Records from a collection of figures
══════════
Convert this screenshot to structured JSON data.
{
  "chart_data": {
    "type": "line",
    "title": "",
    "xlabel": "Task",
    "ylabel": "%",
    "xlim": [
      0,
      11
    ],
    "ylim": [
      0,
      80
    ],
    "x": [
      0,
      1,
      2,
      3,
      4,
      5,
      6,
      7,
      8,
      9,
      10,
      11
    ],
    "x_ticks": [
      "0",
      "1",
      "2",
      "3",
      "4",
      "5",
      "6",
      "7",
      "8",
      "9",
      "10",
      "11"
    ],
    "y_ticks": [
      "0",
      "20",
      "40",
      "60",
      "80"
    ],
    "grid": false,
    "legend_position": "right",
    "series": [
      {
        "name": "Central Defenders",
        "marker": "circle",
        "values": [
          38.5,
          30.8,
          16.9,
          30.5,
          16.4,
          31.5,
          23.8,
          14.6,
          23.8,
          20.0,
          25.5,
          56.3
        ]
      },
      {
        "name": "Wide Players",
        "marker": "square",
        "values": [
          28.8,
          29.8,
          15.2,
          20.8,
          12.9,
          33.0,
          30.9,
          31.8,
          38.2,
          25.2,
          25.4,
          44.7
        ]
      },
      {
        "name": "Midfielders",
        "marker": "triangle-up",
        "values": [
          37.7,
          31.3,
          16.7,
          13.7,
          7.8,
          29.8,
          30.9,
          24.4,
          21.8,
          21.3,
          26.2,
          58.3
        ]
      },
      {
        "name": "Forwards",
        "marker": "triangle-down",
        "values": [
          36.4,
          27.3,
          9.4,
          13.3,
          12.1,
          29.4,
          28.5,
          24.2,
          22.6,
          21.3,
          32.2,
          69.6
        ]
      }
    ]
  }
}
══════════
Prompt: Among the entries above, identify all lines with "marker" and copy them.

Exercise result:
        "marker": "circle",
        "marker": "square",
        "marker": "triangle-up",
        "marker": "triangle-down",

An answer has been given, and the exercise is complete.